- **Work to do**
A - In the investment portfolio passage, what yield did the portfolio have for 2013?
B - Carry on the investment portfolio passage from its final sentence, in the same style.

- **Selected passage**
As shown in Table 3 and Table 6, the average balance and the ending balance of the investment portfolio increased during the year as the loan portfolio declined. Interest rates continue to remain low and cash flows were reinvested in the portfolio at lower rates, consequently, the yield on the portfolio continued to decline. The yield declined to 2.68% for 2013 compared to 2.96% in 2012. U.S. Agency mortgage backed securities and municipal bonds continue to comprise the largest sectors by fair value of the portfolio, approximately 87% in total. The Bank expects that the portfolio will continue to remain concentrated in these investment sectors. The portfolio produced $37.4 million in cash flows in 2013 while $69.1 million was invested into the portfolio during the year. The majority of the investment purchases were made in the U.S. Agency mortgage backed securities sector, resulting in a sizable increase in this sector during the year. For the year, the Corporation recorded net securities gains of $33 thousand and other-than-temporary impairment charges of $75 thousand.

 

Equities: The equity portfolio is comprised entirely of bank stocks with the Bank and the Corporation each holding separate portfolios. The stocks held in the portfolio range from community banks to large national banks. During 2013, both the Bank and the Corporation began the process of reducing the size of their equity portfolios. It is expected that both portfolios will continue to be reduced.

- **Supplied material**
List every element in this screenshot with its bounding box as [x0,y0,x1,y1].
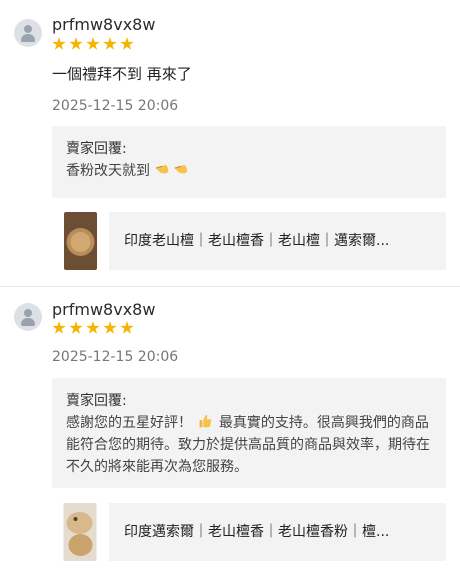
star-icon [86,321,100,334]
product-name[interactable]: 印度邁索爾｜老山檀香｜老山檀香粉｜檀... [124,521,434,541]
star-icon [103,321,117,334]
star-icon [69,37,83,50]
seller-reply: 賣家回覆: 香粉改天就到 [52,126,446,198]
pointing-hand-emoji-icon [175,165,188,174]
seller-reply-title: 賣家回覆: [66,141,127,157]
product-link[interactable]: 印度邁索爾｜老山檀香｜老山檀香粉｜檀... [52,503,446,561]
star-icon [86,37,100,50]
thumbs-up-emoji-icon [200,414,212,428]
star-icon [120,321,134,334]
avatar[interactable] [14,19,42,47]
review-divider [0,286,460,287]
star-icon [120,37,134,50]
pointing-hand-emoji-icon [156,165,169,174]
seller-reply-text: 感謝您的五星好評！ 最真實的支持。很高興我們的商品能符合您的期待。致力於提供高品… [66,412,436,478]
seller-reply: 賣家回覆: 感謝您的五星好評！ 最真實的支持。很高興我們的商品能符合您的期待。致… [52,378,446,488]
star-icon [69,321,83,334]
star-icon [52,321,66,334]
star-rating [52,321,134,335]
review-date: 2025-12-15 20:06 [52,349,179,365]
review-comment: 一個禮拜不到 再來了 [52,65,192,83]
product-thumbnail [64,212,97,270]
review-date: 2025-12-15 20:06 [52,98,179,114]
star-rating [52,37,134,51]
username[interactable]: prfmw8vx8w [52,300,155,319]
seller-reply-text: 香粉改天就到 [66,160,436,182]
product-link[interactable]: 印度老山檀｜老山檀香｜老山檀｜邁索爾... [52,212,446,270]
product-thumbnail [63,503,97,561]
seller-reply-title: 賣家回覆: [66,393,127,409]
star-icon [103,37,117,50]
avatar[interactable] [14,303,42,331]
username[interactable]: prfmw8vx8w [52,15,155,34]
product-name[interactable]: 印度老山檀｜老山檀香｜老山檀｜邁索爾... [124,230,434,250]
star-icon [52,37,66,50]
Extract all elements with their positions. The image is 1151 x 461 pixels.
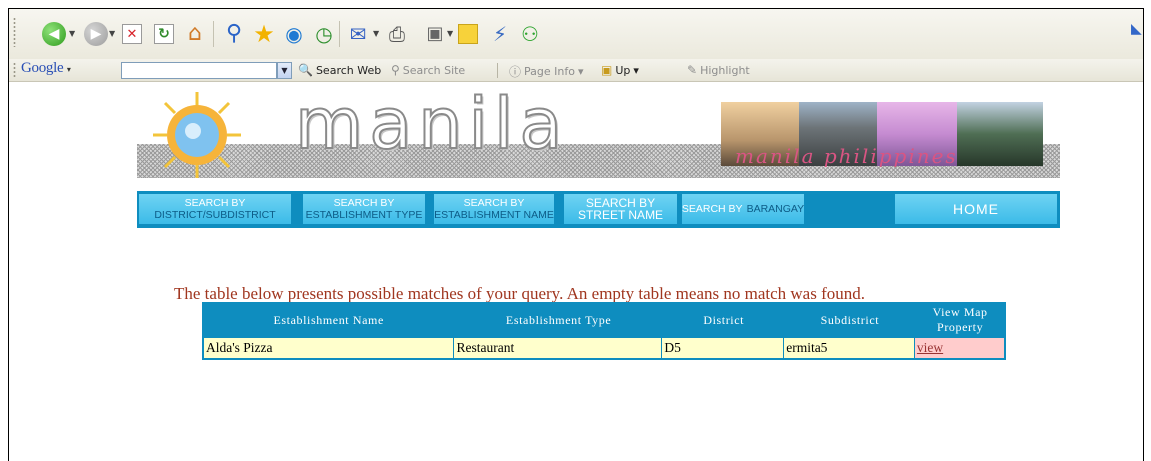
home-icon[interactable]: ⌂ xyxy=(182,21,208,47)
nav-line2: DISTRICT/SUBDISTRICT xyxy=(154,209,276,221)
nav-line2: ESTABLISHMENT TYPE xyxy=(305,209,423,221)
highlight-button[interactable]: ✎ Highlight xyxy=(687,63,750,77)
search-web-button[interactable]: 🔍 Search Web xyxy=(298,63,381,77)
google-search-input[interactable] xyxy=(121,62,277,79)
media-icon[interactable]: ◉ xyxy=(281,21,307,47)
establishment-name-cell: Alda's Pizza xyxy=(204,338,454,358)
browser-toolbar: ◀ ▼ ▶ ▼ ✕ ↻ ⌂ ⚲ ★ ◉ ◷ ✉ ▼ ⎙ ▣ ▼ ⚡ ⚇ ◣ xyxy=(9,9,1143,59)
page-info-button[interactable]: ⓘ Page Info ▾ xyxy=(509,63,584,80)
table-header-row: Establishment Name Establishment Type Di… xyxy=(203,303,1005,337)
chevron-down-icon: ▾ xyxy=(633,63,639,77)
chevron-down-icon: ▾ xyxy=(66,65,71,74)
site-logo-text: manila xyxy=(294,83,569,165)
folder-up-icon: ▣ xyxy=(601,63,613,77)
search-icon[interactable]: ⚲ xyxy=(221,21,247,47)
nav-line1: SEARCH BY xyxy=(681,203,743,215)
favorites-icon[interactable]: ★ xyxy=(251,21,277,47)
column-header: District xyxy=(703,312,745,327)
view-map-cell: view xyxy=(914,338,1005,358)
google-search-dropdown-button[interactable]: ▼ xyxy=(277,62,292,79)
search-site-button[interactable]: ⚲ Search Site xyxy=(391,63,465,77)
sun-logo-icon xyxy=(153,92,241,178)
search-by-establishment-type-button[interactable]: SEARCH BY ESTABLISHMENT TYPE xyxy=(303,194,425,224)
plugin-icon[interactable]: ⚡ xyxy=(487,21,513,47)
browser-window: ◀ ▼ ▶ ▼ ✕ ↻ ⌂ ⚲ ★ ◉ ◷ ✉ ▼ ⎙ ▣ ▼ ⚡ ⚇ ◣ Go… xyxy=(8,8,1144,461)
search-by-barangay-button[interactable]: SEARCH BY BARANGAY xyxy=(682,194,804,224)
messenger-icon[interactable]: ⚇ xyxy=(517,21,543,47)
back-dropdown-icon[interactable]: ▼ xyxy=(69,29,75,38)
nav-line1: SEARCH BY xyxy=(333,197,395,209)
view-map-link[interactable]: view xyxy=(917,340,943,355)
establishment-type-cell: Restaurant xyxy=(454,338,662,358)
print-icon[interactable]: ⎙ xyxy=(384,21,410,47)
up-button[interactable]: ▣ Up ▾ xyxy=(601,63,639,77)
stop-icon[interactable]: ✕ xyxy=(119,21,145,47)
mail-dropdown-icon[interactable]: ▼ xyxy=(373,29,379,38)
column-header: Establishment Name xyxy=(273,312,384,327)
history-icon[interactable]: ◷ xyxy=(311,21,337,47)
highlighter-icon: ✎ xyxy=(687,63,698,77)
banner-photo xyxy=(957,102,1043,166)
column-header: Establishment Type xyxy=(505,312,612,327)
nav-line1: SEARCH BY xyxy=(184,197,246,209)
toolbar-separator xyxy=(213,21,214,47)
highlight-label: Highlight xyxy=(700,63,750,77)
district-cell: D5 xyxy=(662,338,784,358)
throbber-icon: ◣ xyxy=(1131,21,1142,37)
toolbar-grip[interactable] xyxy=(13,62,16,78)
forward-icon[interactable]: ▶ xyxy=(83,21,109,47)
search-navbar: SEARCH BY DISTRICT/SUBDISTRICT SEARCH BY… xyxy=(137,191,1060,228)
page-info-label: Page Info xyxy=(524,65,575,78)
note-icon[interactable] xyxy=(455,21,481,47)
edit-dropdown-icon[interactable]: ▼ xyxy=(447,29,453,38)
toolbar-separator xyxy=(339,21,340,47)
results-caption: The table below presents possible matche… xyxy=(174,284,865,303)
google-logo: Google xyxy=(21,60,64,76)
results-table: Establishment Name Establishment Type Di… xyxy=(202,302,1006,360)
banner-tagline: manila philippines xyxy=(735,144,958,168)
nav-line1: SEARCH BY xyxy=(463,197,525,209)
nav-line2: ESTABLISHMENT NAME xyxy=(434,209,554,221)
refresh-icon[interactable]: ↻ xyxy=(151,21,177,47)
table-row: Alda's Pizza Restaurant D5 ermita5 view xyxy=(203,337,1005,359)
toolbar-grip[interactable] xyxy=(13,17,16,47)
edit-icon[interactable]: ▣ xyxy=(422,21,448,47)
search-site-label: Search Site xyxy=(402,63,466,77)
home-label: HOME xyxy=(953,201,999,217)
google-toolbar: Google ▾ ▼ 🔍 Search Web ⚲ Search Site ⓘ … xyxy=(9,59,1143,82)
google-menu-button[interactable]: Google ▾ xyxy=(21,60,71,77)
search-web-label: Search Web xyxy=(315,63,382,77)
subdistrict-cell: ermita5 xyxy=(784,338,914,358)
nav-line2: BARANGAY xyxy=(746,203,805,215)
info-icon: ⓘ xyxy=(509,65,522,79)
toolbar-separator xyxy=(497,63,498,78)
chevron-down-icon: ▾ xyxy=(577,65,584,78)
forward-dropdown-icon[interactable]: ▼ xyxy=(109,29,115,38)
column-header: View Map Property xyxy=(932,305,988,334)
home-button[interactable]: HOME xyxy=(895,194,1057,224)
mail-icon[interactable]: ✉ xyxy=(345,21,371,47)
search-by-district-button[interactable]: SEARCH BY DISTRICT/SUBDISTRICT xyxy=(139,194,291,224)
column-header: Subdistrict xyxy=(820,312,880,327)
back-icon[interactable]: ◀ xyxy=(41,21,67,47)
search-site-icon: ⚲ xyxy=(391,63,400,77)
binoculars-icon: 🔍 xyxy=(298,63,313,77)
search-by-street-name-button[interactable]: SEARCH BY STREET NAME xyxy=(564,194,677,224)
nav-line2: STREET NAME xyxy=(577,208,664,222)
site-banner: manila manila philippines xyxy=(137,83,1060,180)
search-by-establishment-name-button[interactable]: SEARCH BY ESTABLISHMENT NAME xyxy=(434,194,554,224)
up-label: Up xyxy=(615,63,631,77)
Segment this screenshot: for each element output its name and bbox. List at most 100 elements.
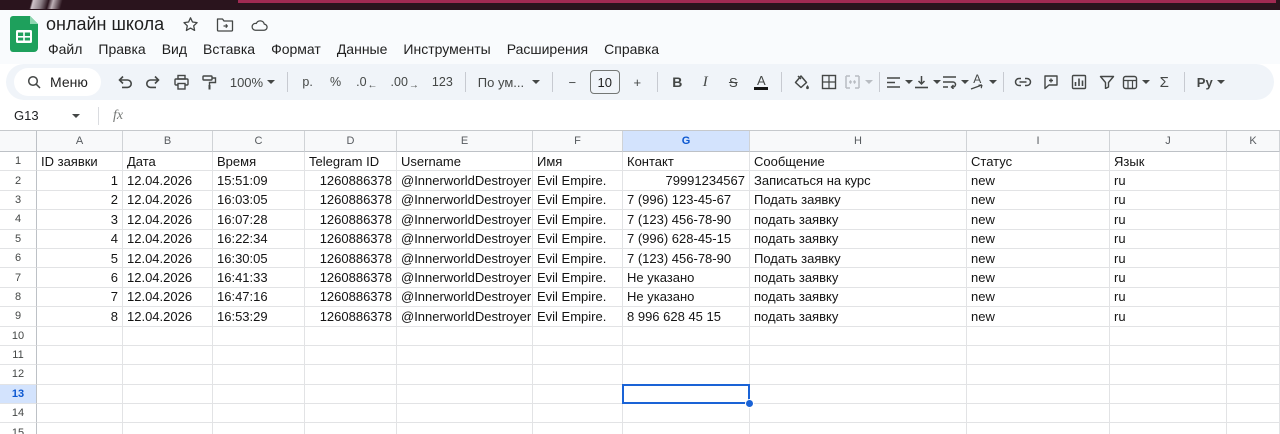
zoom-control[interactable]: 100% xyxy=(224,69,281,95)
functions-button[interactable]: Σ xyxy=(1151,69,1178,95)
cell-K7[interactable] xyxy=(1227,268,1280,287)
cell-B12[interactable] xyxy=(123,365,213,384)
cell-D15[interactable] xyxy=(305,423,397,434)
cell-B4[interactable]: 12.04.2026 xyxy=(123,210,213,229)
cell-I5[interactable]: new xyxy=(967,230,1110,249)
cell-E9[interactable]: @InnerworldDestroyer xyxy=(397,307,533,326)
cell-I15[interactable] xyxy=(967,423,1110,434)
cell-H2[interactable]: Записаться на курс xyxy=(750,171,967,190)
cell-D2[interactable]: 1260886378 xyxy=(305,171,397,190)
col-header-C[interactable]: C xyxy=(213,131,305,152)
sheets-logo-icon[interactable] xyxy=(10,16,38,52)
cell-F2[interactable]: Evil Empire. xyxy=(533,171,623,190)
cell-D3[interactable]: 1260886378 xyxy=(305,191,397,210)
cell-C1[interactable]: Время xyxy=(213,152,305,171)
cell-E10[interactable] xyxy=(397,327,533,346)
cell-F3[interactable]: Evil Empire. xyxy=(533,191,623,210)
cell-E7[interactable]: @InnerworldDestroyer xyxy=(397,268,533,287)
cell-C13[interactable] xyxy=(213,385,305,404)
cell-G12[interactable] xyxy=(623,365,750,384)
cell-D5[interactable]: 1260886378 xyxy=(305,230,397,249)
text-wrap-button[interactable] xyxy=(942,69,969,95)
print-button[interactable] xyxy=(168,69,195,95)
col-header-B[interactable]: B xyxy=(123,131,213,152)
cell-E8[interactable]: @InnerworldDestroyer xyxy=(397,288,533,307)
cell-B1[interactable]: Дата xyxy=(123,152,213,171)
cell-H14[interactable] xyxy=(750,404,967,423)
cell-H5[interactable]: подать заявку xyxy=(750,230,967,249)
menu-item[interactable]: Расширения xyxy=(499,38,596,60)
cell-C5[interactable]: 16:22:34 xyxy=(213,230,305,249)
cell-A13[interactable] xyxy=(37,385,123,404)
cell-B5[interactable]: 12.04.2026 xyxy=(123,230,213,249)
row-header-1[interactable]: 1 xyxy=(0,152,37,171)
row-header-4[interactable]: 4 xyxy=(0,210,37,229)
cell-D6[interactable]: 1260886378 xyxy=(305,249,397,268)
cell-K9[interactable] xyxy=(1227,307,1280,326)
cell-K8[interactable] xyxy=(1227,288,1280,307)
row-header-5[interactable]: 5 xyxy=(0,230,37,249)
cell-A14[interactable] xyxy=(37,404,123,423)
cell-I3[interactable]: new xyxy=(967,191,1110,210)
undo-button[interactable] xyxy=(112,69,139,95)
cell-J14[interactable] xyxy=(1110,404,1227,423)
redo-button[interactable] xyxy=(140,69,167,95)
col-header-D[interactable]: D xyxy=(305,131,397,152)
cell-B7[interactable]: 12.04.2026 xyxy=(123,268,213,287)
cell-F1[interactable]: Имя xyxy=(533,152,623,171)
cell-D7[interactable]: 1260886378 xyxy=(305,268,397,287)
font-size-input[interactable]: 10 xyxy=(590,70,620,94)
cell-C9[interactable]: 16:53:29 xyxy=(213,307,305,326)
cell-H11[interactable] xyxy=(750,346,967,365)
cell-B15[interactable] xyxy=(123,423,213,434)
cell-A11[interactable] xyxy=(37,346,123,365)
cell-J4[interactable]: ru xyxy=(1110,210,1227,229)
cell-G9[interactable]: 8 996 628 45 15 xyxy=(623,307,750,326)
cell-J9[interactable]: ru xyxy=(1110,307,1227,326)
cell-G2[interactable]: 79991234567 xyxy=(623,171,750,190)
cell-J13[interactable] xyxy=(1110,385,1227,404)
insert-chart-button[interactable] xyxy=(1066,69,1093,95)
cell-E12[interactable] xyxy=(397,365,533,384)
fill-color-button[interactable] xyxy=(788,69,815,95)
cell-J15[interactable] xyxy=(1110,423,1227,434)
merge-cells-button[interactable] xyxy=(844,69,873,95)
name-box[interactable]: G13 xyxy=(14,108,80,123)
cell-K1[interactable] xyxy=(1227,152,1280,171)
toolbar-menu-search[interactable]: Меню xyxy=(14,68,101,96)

- **The answers**
A - 2.68%

B -
Municipal Bonds: The Bank’s municipal bond portfolio is well diversified geographically and is comprised of both tax-exempt (75% of the portfolio) and taxable (25% if the portfolio) municipal bonds. General obligation bonds comprise 72% of the municipal portfolio and revenue bonds 18%. The portfolio holds one hundred seven separate issues within twenty-seven states. The largest dollar exposure is to issuers in the state of Texas ($9.8 million / 20 issues) and Pennsylvania ($6.1 million / 11 issues). The majority of the bonds (79%) have either private bond insurance or have some other type of credit enhancement. When purchasing municipal bonds, the Bank looks primarily to the underlying credit of the issuer as a sign of credit quality and then to any credit enhancement. Approximately $54 million of the portfolio is rated “A” or higher by Moody and the weighted average rating of the portfolio is “Aa3”. The Bank owns six issues for $2.4 million that are not rated by a nationally recognized rating agency.

 

21
 

 

Corporate Bonds: There is one variable rate bond in the corporate bond portfolio in the financial services sector. This bond is rated A3 by Moody’s and is scheduled to mature in 2014.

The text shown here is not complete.